The Consul system – servers and clients
Sometimes, in order to understand exactly how something works, we need to understand the components involved. After all, within every form of communication, there is a transmitter and a receiver, and if we aren't familiar with either one it can be difficult to understand the message. Consul, at its core, is a communications engine. It provides a new structure to facilitate the communications of network services, not just network devices. If you've spent any time in the networking field, you'll have heard terms such as IP address, subnet mask, and gateway address. These are all critical components involved in the communications of your network devices. However, in the glorious world of the cloud, microservices, and dynamic adjustments to the network, these components will change as the network waxes and wanes. Throughout this painful process, we've learned that the addressing system we've grown to know and love was simply a means to an end. That end is the connection and efficient communication of our services. So how does Consul do that? We are about to find out!
Consul servers – the master of their domain
Within almost any operational system or structure, there is a brain. This might not be the Brain who, along with his sidekick Pinky, attempts to take over the world day after day. We're focusing here on the brain that makes the decisions. The brain that determines whether to have Indian food or Thai food for dinner. The brain that figures out what to wear on a particular day. The brain that decides which employee gets the biggest raise. Now, at this point, you might be saying computers and applications don't have brains; they only do what we tell them to do. You are absolutely correct, but that doesn't mean that the machines don't have the logic and intelligence, even if artificial, to make decisions. In some ways, they are superior, as machines and applications are able to focus on logic and less on ego and emotion. Right, Mr. Spock? That is correct, you subservient and primitive mammal.

__Written task 1__:
Reproduce the text on Consul servers and clients word for word.
The text and the entries that follow it are unrelated to each other.

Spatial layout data
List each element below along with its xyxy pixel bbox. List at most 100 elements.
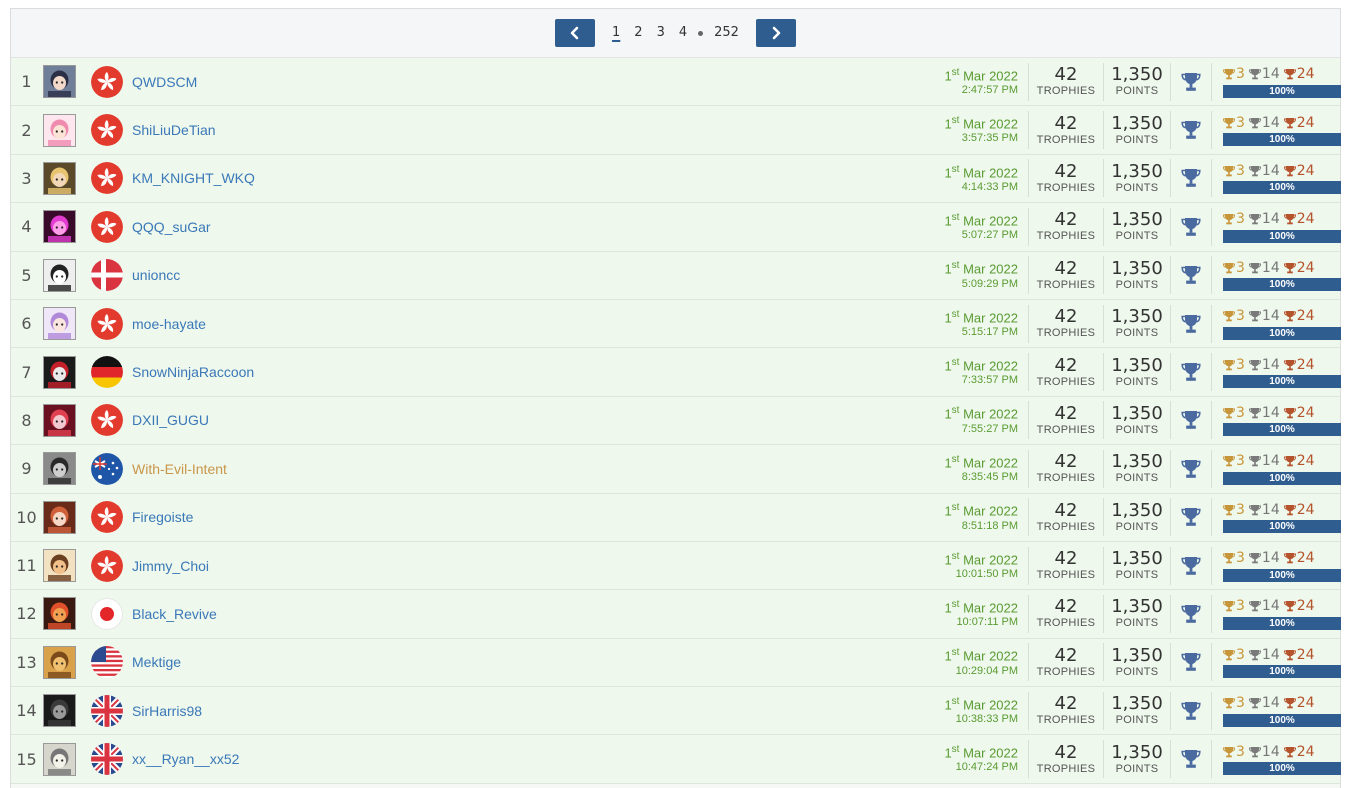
- platinum-trophy-icon[interactable]: [1171, 409, 1211, 431]
- hong-kong-flag-icon: [91, 65, 123, 98]
- silver-count-value: 14: [1261, 646, 1280, 663]
- player-name-link[interactable]: xx__Ryan__xx52: [132, 751, 930, 767]
- avatar[interactable]: [43, 355, 76, 389]
- trophy-count-value: 42: [1054, 306, 1078, 328]
- trophy-count: 42 TROPHIES: [1029, 646, 1103, 678]
- avatar[interactable]: [43, 65, 76, 99]
- date-day-suffix: st: [951, 647, 960, 659]
- bronze-count-value: 24: [1296, 114, 1315, 131]
- platinum-trophy-icon[interactable]: [1171, 119, 1211, 141]
- completion-progress-bar: 100%: [1223, 133, 1341, 147]
- player-name-link[interactable]: Mektige: [132, 654, 930, 670]
- player-name-link[interactable]: KM_KNIGHT_WKQ: [132, 170, 930, 186]
- avatar[interactable]: [43, 210, 76, 244]
- platinum-trophy-icon[interactable]: [1171, 71, 1211, 93]
- player-name-link[interactable]: Black_Revive: [132, 606, 930, 622]
- platinum-trophy-icon[interactable]: [1171, 603, 1211, 625]
- points-label: POINTS: [1115, 423, 1159, 436]
- player-name-link[interactable]: QQQ_suGar: [132, 219, 930, 235]
- ellipsis-dot: [698, 30, 704, 36]
- date-day-suffix: st: [951, 163, 960, 175]
- silver-count: 14: [1248, 357, 1280, 373]
- points-value: 1,350: [1111, 693, 1163, 715]
- player-name-link[interactable]: ShiLiuDeTian: [132, 122, 930, 138]
- silver-count-value: 14: [1261, 211, 1280, 228]
- trophy-count-label: TROPHIES: [1036, 665, 1096, 678]
- avatar[interactable]: [43, 258, 76, 292]
- avatar[interactable]: [43, 742, 76, 776]
- table-row: 5 unioncc 1st Mar 2022 5:09:29 PM 42 TRO…: [11, 251, 1341, 300]
- player-name-link[interactable]: SnowNinjaRaccoon: [132, 364, 930, 380]
- earned-time: 10:01:50 PM: [955, 567, 1018, 580]
- date-day-suffix: st: [951, 260, 960, 272]
- avatar[interactable]: [43, 549, 76, 583]
- trophy-count: 42 TROPHIES: [1029, 453, 1103, 484]
- completion-progress-bar: 100%: [1223, 762, 1341, 776]
- trophy-breakdown: 3 14 24 100%: [1212, 453, 1341, 485]
- player-name-link[interactable]: Jimmy_Choi: [132, 558, 930, 574]
- platinum-trophy-icon[interactable]: [1171, 651, 1211, 673]
- silver-trophy-icon: [1248, 68, 1262, 80]
- date-month-year: Mar 2022: [963, 164, 1018, 180]
- platinum-trophy-icon[interactable]: [1171, 700, 1211, 722]
- table-row: 13 Mektige 1st Mar 2022 10:29:04 PM 42 T…: [11, 638, 1341, 688]
- date-day-suffix: st: [951, 211, 960, 223]
- page-link-2[interactable]: 2: [627, 23, 649, 43]
- trophy-count-label: TROPHIES: [1036, 230, 1096, 243]
- platinum-trophy-icon[interactable]: [1171, 748, 1211, 770]
- bronze-count: 24: [1283, 114, 1315, 131]
- gold-count: 3: [1223, 260, 1245, 276]
- page-link-last[interactable]: 252: [707, 23, 746, 43]
- avatar[interactable]: [43, 500, 76, 534]
- platinum-trophy-icon[interactable]: [1171, 167, 1211, 189]
- platinum-trophy-icon[interactable]: [1171, 313, 1211, 335]
- page-link-3[interactable]: 3: [650, 23, 672, 43]
- page-link-1[interactable]: 1: [605, 23, 627, 43]
- trophy-count-label: TROPHIES: [1036, 472, 1096, 485]
- player-name-link[interactable]: With-Evil-Intent: [132, 461, 930, 477]
- trophy-breakdown: 3 14 24 100%: [1212, 646, 1341, 679]
- avatar[interactable]: [43, 307, 76, 341]
- platinum-trophy-icon[interactable]: [1171, 216, 1211, 238]
- trophy-breakdown: 3 14 24 100%: [1212, 308, 1341, 340]
- avatar[interactable]: [43, 113, 76, 147]
- platinum-trophy-icon[interactable]: [1171, 458, 1211, 480]
- points-value: 1,350: [1111, 596, 1163, 618]
- bronze-trophy-icon: [1283, 117, 1297, 129]
- earned-time: 5:07:27 PM: [961, 229, 1018, 242]
- player-name-link[interactable]: DXII_GUGU: [132, 412, 930, 428]
- trophy-count-label: TROPHIES: [1036, 181, 1096, 194]
- bronze-count-value: 24: [1296, 453, 1315, 470]
- earned-time: 3:57:35 PM: [961, 132, 1018, 145]
- hong-kong-flag-icon: [91, 501, 123, 534]
- avatar[interactable]: [43, 452, 76, 486]
- gold-trophy-icon: [1223, 746, 1236, 758]
- platinum-trophy-icon[interactable]: [1171, 264, 1211, 286]
- avatar[interactable]: [43, 403, 76, 437]
- avatar[interactable]: [43, 645, 76, 679]
- platinum-trophy-icon[interactable]: [1171, 555, 1211, 577]
- silver-trophy-icon: [1248, 504, 1262, 516]
- table-row: 3 KM_KNIGHT_WKQ 1st Mar 2022 4:14:33 PM …: [11, 154, 1341, 204]
- prev-page-button[interactable]: [555, 19, 596, 47]
- platinum-trophy-icon[interactable]: [1171, 361, 1211, 383]
- earned-date: 1st Mar 2022 2:47:57 PM: [930, 67, 1018, 97]
- trophy-count-label: TROPHIES: [1036, 375, 1096, 388]
- avatar[interactable]: [43, 597, 76, 631]
- player-name-link[interactable]: unioncc: [132, 267, 930, 283]
- player-name-link[interactable]: Firegoiste: [132, 509, 930, 525]
- player-name-link[interactable]: moe-hayate: [132, 316, 930, 332]
- next-page-button[interactable]: [755, 19, 796, 47]
- platinum-trophy-icon[interactable]: [1171, 506, 1211, 528]
- player-name-link[interactable]: QWDSCM: [132, 74, 930, 90]
- avatar[interactable]: [43, 694, 76, 728]
- avatar[interactable]: [43, 161, 76, 195]
- player-name-link[interactable]: SirHarris98: [132, 703, 930, 719]
- earned-date: 1st Mar 2022 4:14:33 PM: [930, 164, 1018, 194]
- silver-count: 14: [1248, 502, 1280, 518]
- bronze-count: 24: [1283, 308, 1315, 324]
- page-link-4[interactable]: 4: [672, 23, 694, 43]
- table-row: 11 Jimmy_Choi 1st Mar 2022 10:01:50 PM 4…: [11, 541, 1341, 591]
- trophy-count-value: 42: [1054, 499, 1078, 521]
- gold-trophy-icon: [1223, 552, 1236, 564]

__Written task 2__:
In the entries, rewrite as a numbered list the lines starting with the line that contains "- platinum-trophy-icon[interactable]: [1171, 409, 1211, 431]" and ending with the line that contains "- avatar[interactable]: [43, 210, 76, 244]", leaving out any blank lines.

__Exercise response 1__:
The Consul system – servers and clients
Sometimes, in order to understand exactly how something works, we need to understand the components involved. After all, within every form of communication, there is a transmitter and a receiver, and if we aren't familiar with either one it can be difficult to understand the message. Consul, at its core, is a communications engine. It provides a new structure to facilitate the communications of network services, not just network devices. If you've spent any time in the networking field, you'll have heard terms such as IP address, subnet mask, and gateway address. These are all critical components involved in the communications of your network devices. However, in the glorious world of the cloud, microservices, and dynamic adjustments to the network, these components will change as the network waxes and wanes. Throughout this painful process, we've learned that the addressing system we've grown to know and love was simply a means to an end. That end is the connection and efficient communication of our services. So how does Consul do that? We are about to find out!
Consul servers – the master of their domain
Within almost any operational system or structure, there is a brain. This might not be the Brain who, along with his sidekick Pinky, attempts to take over the world day after day. We're focusing here on the brain that makes the decisions. The brain that determines whether to have Indian food or Thai food for dinner. The brain that figures out what to wear on a particular day. The brain that decides which employee gets the biggest raise. Now, at this point, you might be saying computers and applications don't have brains; they only do what we tell them to do. You are absolutely correct, but that doesn't mean that the machines don't have the logic and intelligence, even if artificial, to make decisions. In some ways, they are superior, as machines and applications are able to focus on logic and less on ego and emotion. Right, Mr. Spock? That is correct, you subservient and primitive mammal.

__Exercise response 2__:
1. - platinum-trophy-icon[interactable]: [1171, 409, 1211, 431]
2. - hong-kong-flag-icon: [91, 65, 123, 98]
3. - silver-count-value: 14: [1261, 646, 1280, 663]
4. - player-name-link[interactable]: xx__Ryan__xx52: [132, 751, 930, 767]
5. - avatar[interactable]: [43, 355, 76, 389]
6. - trophy-count-value: 42: [1054, 306, 1078, 328]
7. - trophy-count: 42 TROPHIES: [1029, 646, 1103, 678]
8. - avatar[interactable]: [43, 65, 76, 99]
9. - date-day-suffix: st: [951, 647, 960, 659]
10. - bronze-count-value: 24: [1296, 114, 1315, 131]
11. - platinum-trophy-icon[interactable]: [1171, 119, 1211, 141]
12. - completion-progress-bar: 100%: [1223, 133, 1341, 147]
13. - player-name-link[interactable]: Mektige: [132, 654, 930, 670]
14. - player-name-link[interactable]: KM_KNIGHT_WKQ: [132, 170, 930, 186]
15. - avatar[interactable]: [43, 210, 76, 244]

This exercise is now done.